● Record set
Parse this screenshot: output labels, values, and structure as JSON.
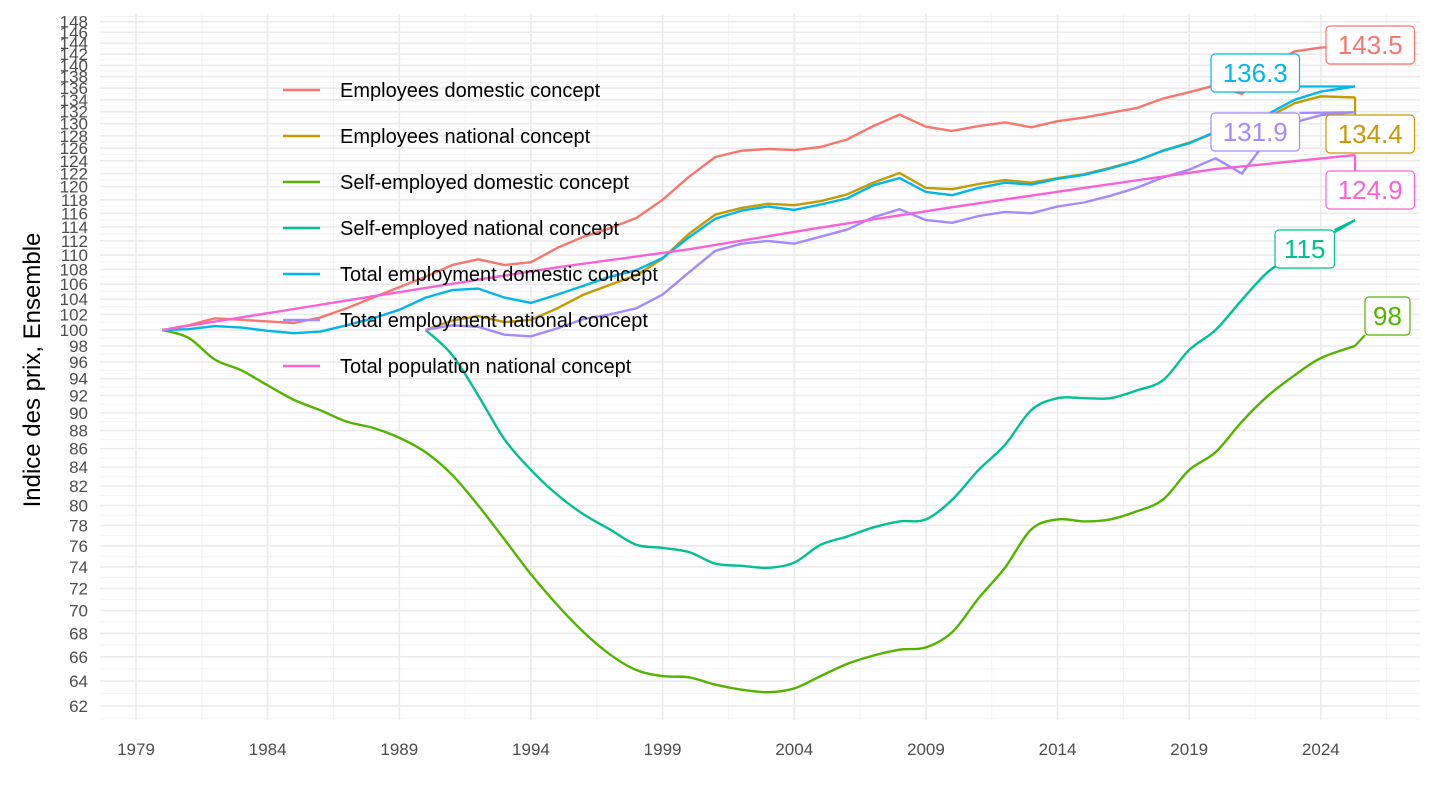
{
  "chart_data": {
    "type": "line",
    "title": "",
    "xlabel": "",
    "ylabel": "Indice des prix, Ensemble",
    "y_scale": "log",
    "ylim": [
      61,
      149
    ],
    "xlim": [
      1978.3,
      2028.2
    ],
    "x_ticks": [
      1979,
      1984,
      1989,
      1994,
      1999,
      2004,
      2009,
      2014,
      2019,
      2024
    ],
    "y_ticks": [
      62,
      64,
      66,
      68,
      70,
      72,
      74,
      76,
      78,
      80,
      82,
      84,
      86,
      88,
      90,
      92,
      94,
      96,
      98,
      100,
      102,
      104,
      106,
      108,
      110,
      112,
      114,
      116,
      118,
      120,
      122,
      124,
      126,
      128,
      130,
      132,
      134,
      136,
      138,
      140,
      142,
      144,
      146,
      148
    ],
    "grid": true,
    "legend_position": "inside-top-left",
    "series": [
      {
        "name": "Employees domestic concept",
        "color": "#F8766D",
        "end_label": "143.5",
        "x": [
          1980,
          1981,
          1982,
          1983,
          1984,
          1985,
          1986,
          1987,
          1988,
          1989,
          1990,
          1991,
          1992,
          1993,
          1994,
          1995,
          1996,
          1997,
          1998,
          1999,
          2000,
          2001,
          2002,
          2003,
          2004,
          2005,
          2006,
          2007,
          2008,
          2009,
          2010,
          2011,
          2012,
          2013,
          2014,
          2015,
          2016,
          2017,
          2018,
          2019,
          2020,
          2021,
          2022,
          2023,
          2024,
          2025.3
        ],
        "values": [
          100,
          100.6,
          101.5,
          101.3,
          101.1,
          100.9,
          101.6,
          102.8,
          104.2,
          105.6,
          107.0,
          108.6,
          109.4,
          108.6,
          109.0,
          111.0,
          112.6,
          113.8,
          115.3,
          118.0,
          121.5,
          124.6,
          125.6,
          125.9,
          125.7,
          126.2,
          127.4,
          129.6,
          131.5,
          129.5,
          128.8,
          129.6,
          130.2,
          129.4,
          130.4,
          131.0,
          131.8,
          132.6,
          134.2,
          135.3,
          136.5,
          135.0,
          139.8,
          142.5,
          143.2,
          143.5
        ]
      },
      {
        "name": "Employees national concept",
        "color": "#C49A00",
        "end_label": "134.4",
        "x": [
          1990,
          1991,
          1992,
          1993,
          1994,
          1995,
          1996,
          1997,
          1998,
          1999,
          2000,
          2001,
          2002,
          2003,
          2004,
          2005,
          2006,
          2007,
          2008,
          2009,
          2010,
          2011,
          2012,
          2013,
          2014,
          2015,
          2016,
          2017,
          2018,
          2019,
          2020,
          2021,
          2022,
          2023,
          2024,
          2025.3
        ],
        "values": [
          100,
          101.2,
          101.8,
          101.0,
          101.3,
          102.8,
          104.6,
          105.9,
          107.2,
          109.5,
          113.0,
          115.8,
          116.8,
          117.4,
          117.2,
          117.8,
          118.8,
          120.6,
          122.1,
          119.8,
          119.6,
          120.4,
          121.0,
          120.6,
          121.3,
          121.9,
          122.9,
          124.0,
          125.6,
          126.9,
          128.5,
          125.8,
          131.1,
          133.4,
          134.6,
          134.4
        ]
      },
      {
        "name": "Self-employed domestic concept",
        "color": "#53B400",
        "end_label": "98",
        "x": [
          1980,
          1981,
          1982,
          1983,
          1984,
          1985,
          1986,
          1987,
          1988,
          1989,
          1990,
          1991,
          1992,
          1993,
          1994,
          1995,
          1996,
          1997,
          1998,
          1999,
          2000,
          2001,
          2002,
          2003,
          2004,
          2005,
          2006,
          2007,
          2008,
          2009,
          2010,
          2011,
          2012,
          2013,
          2014,
          2015,
          2016,
          2017,
          2018,
          2019,
          2020,
          2021,
          2022,
          2023,
          2024,
          2025.3
        ],
        "values": [
          100,
          99.0,
          96.3,
          95.0,
          93.2,
          91.5,
          90.3,
          89.0,
          88.3,
          87.2,
          85.6,
          83.2,
          80.0,
          76.6,
          73.3,
          70.5,
          68.1,
          66.2,
          64.9,
          64.4,
          64.3,
          63.7,
          63.3,
          63.1,
          63.4,
          64.4,
          65.4,
          66.1,
          66.6,
          66.8,
          68.1,
          71.1,
          73.9,
          77.6,
          78.6,
          78.4,
          78.6,
          79.4,
          80.6,
          83.7,
          85.6,
          89.0,
          92.0,
          94.4,
          96.5,
          98.0
        ]
      },
      {
        "name": "Self-employed national concept",
        "color": "#00C094",
        "end_label": "115",
        "x": [
          1990,
          1991,
          1992,
          1993,
          1994,
          1995,
          1996,
          1997,
          1998,
          1999,
          2000,
          2001,
          2002,
          2003,
          2004,
          2005,
          2006,
          2007,
          2008,
          2009,
          2010,
          2011,
          2012,
          2013,
          2014,
          2015,
          2016,
          2017,
          2018,
          2019,
          2020,
          2021,
          2022,
          2023,
          2024,
          2025.3
        ],
        "values": [
          100,
          96.9,
          92.0,
          87.0,
          83.7,
          81.1,
          79.1,
          77.6,
          76.1,
          75.8,
          75.4,
          74.3,
          74.1,
          73.9,
          74.4,
          76.1,
          76.9,
          77.8,
          78.4,
          78.6,
          80.6,
          83.7,
          86.4,
          90.3,
          91.7,
          91.7,
          91.7,
          92.6,
          93.8,
          97.5,
          100.0,
          103.9,
          107.7,
          110.0,
          112.1,
          115.0
        ]
      },
      {
        "name": "Total employment domestic concept",
        "color": "#00B6EB",
        "end_label": "136.3",
        "x": [
          1980,
          1981,
          1982,
          1983,
          1984,
          1985,
          1986,
          1987,
          1988,
          1989,
          1990,
          1991,
          1992,
          1993,
          1994,
          1995,
          1996,
          1997,
          1998,
          1999,
          2000,
          2001,
          2002,
          2003,
          2004,
          2005,
          2006,
          2007,
          2008,
          2009,
          2010,
          2011,
          2012,
          2013,
          2014,
          2015,
          2016,
          2017,
          2018,
          2019,
          2020,
          2021,
          2022,
          2023,
          2024,
          2025.3
        ],
        "values": [
          100,
          100.1,
          100.5,
          100.3,
          99.9,
          99.6,
          99.8,
          100.6,
          101.5,
          102.6,
          104.2,
          105.2,
          105.4,
          104.2,
          103.5,
          104.6,
          105.8,
          107.0,
          107.9,
          109.6,
          112.5,
          115.2,
          116.4,
          117.0,
          116.5,
          117.3,
          118.2,
          120.2,
          121.3,
          119.2,
          118.7,
          119.8,
          120.6,
          120.3,
          121.2,
          121.8,
          122.8,
          124.0,
          125.6,
          126.8,
          128.7,
          126.3,
          131.6,
          134.0,
          135.4,
          136.3
        ]
      },
      {
        "name": "Total employment national concept",
        "color": "#A58AFF",
        "end_label": "131.9",
        "x": [
          1990,
          1991,
          1992,
          1993,
          1994,
          1995,
          1996,
          1997,
          1998,
          1999,
          2000,
          2001,
          2002,
          2003,
          2004,
          2005,
          2006,
          2007,
          2008,
          2009,
          2010,
          2011,
          2012,
          2013,
          2014,
          2015,
          2016,
          2017,
          2018,
          2019,
          2020,
          2021,
          2022,
          2023,
          2024,
          2025.3
        ],
        "values": [
          100,
          100.6,
          100.4,
          99.4,
          99.2,
          100.2,
          101.4,
          102.0,
          102.8,
          104.6,
          107.6,
          110.6,
          111.6,
          112.0,
          111.6,
          112.6,
          113.6,
          115.4,
          116.6,
          115.0,
          114.6,
          115.6,
          116.2,
          116.0,
          117.0,
          117.6,
          118.6,
          119.8,
          121.4,
          122.6,
          124.4,
          122.0,
          127.6,
          130.2,
          131.4,
          131.9
        ]
      },
      {
        "name": "Total population national concept",
        "color": "#FB61D7",
        "end_label": "124.9",
        "x": [
          1980,
          1985,
          1990,
          1995,
          2000,
          2005,
          2010,
          2015,
          2020,
          2025.3
        ],
        "values": [
          100,
          102.7,
          105.5,
          108.3,
          110.8,
          113.9,
          116.9,
          119.8,
          122.7,
          124.9
        ]
      }
    ]
  }
}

● Exercise details
In the listing above, find each line with the word "concept" and copy it.

● Exercise solution
        "name": "Employees domestic concept",
        "name": "Employees national concept",
        "name": "Self-employed domestic concept",
        "name": "Self-employed national concept",
        "name": "Total employment domestic concept",
        "name": "Total employment national concept",
        "name": "Total population national concept",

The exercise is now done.